▶ _Passage shown_:
########
Dàshèng lǐqù liù bōluómìduō jīng 大乘理趣六波羅蜜多經

Mahāyāna Sūtra of the Principle-Aim Six Perfections by 般若 Prajñā (譯)

About the work

A ten-fascicle late-Tang Mahāyāna sūtra translation by 般若 Prajñā (b. 734), the late-Tang Indian translator at the imperial bureau under Dé-zōng. Preserved in the Taishō as T261. Ten fascicles. The Sanskrit title is Mahāyāna-naya-ṣaṭ-pāramitā-sūtra — the Mahāyāna Sūtra of the Six Perfections in their Principle-Aim.

The sūtra is a substantial late-Indian Mahāyāna scripture that systematically expounds the six pāramitās (the six perfections) — dāna (giving), śīla (morality), kṣānti (forbearance), vīrya (effort), dhyāna (meditation), prajñā (wisdom) — through the late-Indian naya (principle-aim) hermeneutical lens that emphasises both the kōng dimension of Prajñā and the Vajrayāna-influenced ritual-symbolic dimensions of each pāramitā.
########
▶ _Explore the material_:
1. In the passage about the Six Perfections sūtra, what number does the sūtra have in the Taishō?
2. Write out the passage about the Six Perfections sūtra from "A ten-fascicle late-Tang" up to and including "in their Principle-Aim.".
3. Extend the passage about the Six Perfections sūtra, starting after its final sentence.
The lines that come next have no connection to the passage about the Six Perfections sūtra.
########
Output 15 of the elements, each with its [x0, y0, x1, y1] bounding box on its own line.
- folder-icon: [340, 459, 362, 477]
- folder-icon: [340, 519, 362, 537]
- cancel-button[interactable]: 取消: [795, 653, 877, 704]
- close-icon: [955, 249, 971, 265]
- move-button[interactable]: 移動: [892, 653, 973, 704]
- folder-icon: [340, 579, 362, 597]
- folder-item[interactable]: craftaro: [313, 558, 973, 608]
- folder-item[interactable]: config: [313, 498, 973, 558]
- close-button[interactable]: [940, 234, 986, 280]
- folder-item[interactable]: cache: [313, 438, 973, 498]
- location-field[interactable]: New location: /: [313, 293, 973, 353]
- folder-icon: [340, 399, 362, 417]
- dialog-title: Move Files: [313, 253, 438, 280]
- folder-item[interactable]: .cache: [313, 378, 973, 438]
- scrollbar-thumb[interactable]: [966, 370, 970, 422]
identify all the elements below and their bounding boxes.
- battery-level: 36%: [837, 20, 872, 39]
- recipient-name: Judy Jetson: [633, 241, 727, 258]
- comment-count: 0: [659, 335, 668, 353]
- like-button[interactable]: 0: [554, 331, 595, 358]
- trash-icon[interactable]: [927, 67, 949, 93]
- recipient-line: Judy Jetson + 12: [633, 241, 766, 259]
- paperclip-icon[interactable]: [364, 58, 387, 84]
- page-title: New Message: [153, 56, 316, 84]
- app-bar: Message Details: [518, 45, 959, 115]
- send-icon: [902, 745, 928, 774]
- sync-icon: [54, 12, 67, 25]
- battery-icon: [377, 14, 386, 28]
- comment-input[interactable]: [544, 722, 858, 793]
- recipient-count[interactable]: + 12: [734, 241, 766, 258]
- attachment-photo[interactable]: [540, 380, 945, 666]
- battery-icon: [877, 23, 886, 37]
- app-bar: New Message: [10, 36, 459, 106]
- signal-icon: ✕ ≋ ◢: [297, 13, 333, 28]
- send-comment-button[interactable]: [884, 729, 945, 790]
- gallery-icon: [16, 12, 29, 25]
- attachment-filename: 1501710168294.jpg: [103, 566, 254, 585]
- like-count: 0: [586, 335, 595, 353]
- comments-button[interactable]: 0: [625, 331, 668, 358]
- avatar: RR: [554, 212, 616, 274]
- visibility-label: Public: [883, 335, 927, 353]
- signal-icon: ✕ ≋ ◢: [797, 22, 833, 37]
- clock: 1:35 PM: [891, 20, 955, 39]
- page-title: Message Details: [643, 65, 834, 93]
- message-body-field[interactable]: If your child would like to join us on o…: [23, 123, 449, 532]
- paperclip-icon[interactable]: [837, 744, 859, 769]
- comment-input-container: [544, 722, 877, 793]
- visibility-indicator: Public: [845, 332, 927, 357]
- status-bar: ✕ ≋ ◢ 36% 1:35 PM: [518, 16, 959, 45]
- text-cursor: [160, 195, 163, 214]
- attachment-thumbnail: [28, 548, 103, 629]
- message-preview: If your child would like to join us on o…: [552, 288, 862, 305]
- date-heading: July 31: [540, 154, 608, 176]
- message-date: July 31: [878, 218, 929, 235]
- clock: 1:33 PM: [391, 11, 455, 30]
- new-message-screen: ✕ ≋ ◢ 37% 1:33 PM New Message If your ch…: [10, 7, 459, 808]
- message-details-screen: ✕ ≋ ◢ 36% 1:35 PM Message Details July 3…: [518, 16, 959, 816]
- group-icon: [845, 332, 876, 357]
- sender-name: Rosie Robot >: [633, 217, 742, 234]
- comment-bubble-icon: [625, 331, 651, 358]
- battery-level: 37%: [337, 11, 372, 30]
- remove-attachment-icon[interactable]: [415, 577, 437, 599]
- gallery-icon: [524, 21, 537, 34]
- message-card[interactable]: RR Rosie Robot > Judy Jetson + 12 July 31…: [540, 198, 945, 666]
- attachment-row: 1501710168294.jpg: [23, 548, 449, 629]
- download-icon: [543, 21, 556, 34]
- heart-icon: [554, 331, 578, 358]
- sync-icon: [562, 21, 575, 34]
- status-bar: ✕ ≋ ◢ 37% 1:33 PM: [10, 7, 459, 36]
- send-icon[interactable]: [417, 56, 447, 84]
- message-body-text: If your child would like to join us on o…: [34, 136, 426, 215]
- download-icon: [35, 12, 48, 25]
########
▶ _Response list_:
1. T261.

2.
A ten-fascicle late-Tang Mahāyāna sūtra translation by 般若 Prajñā (b. 734), the late-Tang Indian translator at the imperial bureau under Dé-zōng. Preserved in the Taishō as T261. Ten fascicles. The Sanskrit title is Mahāyāna-naya-ṣaṭ-pāramitā-sūtra — the Mahāyāna Sūtra of the Six Perfections in their Principle-Aim.

3.
Abstract

T261 is one of Prajñā’s major Tang translation projects and a primary witness to the late-Tang transmission of late-Indian Mahāyāna doctrinal-and-ritual synthesis. The work occupies an important place in the broader Tang esoteric Buddhist literature — alongside Amoghavajra’s earlier translations of the Lǐqù jīng (T243) and the Vajraśekhara-sūtra — and provides a more elaborated Mahāyāna naya discourse than the shorter Amoghavajra texts.

For the wider history, T261 documents: (i) the late-Tang continuation of esoteric Buddhist textual transmission after Amoghavajra’s death in 774; (ii) the late-Pāla-era Indian Buddhist naya (principle-aim) synthesis of Yogācāra, Madhyamaka, and Vajrayāna materials; and (iii) Prajñā’s particular role as the principal late-Tang transmitter of this synthesis to China.

The work circulated widely in subsequent Tang and Sòng Chinese Buddhist literature and was particularly important for the systematic doctrinal exposition of the six pāramitās — supplementing the briefer treatments in the standard Mahāprajñāpāramitā corpus and the Aṣṭasāhasrikā.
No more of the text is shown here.